WHAT THE TASK REQUIRES: List each line of the data that holds the string "поставщика".

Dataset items
=======

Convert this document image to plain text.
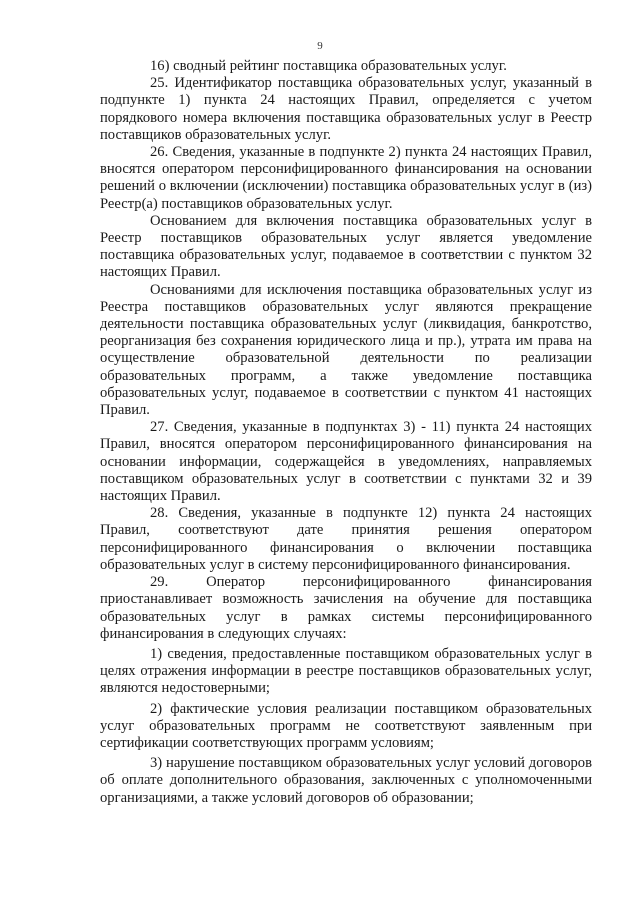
9

16) сводный рейтинг поставщика образовательных услуг.

25. Идентификатор поставщика образовательных услуг, указанный в подпункте 1) пункта 24 настоящих Правил, определяется с учетом порядкового номера включения поставщика образовательных услуг в Реестр поставщиков образовательных услуг.

26. Сведения, указанные в подпункте 2) пункта 24 настоящих Правил, вносятся оператором персонифицированного финансирования на основании решений о включении (исключении) поставщика образовательных услуг в (из) Реестр(а) поставщиков образовательных услуг.

Основанием для включения поставщика образовательных услуг в Реестр поставщиков образовательных услуг является уведомление поставщика образовательных услуг, подаваемое в соответствии с пунктом 32 настоящих Правил.

Основаниями для исключения поставщика образовательных услуг из Реестра поставщиков образовательных услуг являются прекращение деятельности поставщика образовательных услуг (ликвидация, банкротство, реорганизация без сохранения юридического лица и пр.), утрата им права на осуществление образовательной деятельности по реализации образовательных программ, а также уведомление поставщика образовательных услуг, подаваемое в соответствии с пунктом 41 настоящих Правил.

27. Сведения, указанные в подпунктах 3) - 11) пункта 24 настоящих Правил, вносятся оператором персонифицированного финансирования на основании информации, содержащейся в уведомлениях, направляемых поставщиком образовательных услуг в соответствии с пунктами 32 и 39 настоящих Правил.

28. Сведения, указанные в подпункте 12) пункта 24 настоящих Правил, соответствуют дате принятия решения оператором персонифицированного финансирования о включении поставщика образовательных услуг в систему персонифицированного финансирования.

29. Оператор персонифицированного финансирования приостанавливает возможность зачисления на обучение для поставщика образовательных услуг в рамках системы персонифицированного финансирования в следующих случаях:

1) сведения, предоставленные поставщиком образовательных услуг в целях отражения информации в реестре поставщиков образовательных услуг, являются недостоверными;

2) фактические условия реализации поставщиком образовательных услуг образовательных программ не соответствуют заявленным при сертификации соответствующих программ условиям;

3) нарушение поставщиком образовательных услуг условий договоров об оплате дополнительного образования, заключенных с уполномоченными организациями, а также условий договоров об образовании;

=======

THE RESULT:
16) сводный рейтинг поставщика образовательных услуг.
25. Идентификатор поставщика образовательных услуг, указанный в подпункте 1) пункта 24 настоящих Правил, определяется с учетом порядкового номера включения поставщика образовательных услуг в Реестр поставщиков образовательных услуг.
26. Сведения, указанные в подпункте 2) пункта 24 настоящих Правил, вносятся оператором персонифицированного финансирования на основании решений о включении (исключении) поставщика образовательных услуг в (из) Реестр(а) поставщиков образовательных услуг.
Основанием для включения поставщика образовательных услуг в Реестр поставщиков образовательных услуг является уведомление поставщика образовательных услуг, подаваемое в соответствии с пунктом 32 настоящих Правил.
Основаниями для исключения поставщика образовательных услуг из Реестра поставщиков образовательных услуг являются прекращение деятельности поставщика образовательных услуг (ликвидация, банкротство, реорганизация без сохранения юридического лица и пр.), утрата им права на осуществление образовательной деятельности по реализации образовательных программ, а также уведомление поставщика образовательных услуг, подаваемое в соответствии с пунктом 41 настоящих Правил.
28. Сведения, указанные в подпункте 12) пункта 24 настоящих Правил, соответствуют дате принятия решения оператором персонифицированного финансирования о включении поставщика образовательных услуг в систему персонифицированного финансирования.
29. Оператор персонифицированного финансирования приостанавливает возможность зачисления на обучение для поставщика образовательных услуг в рамках системы персонифицированного финансирования в следующих случаях:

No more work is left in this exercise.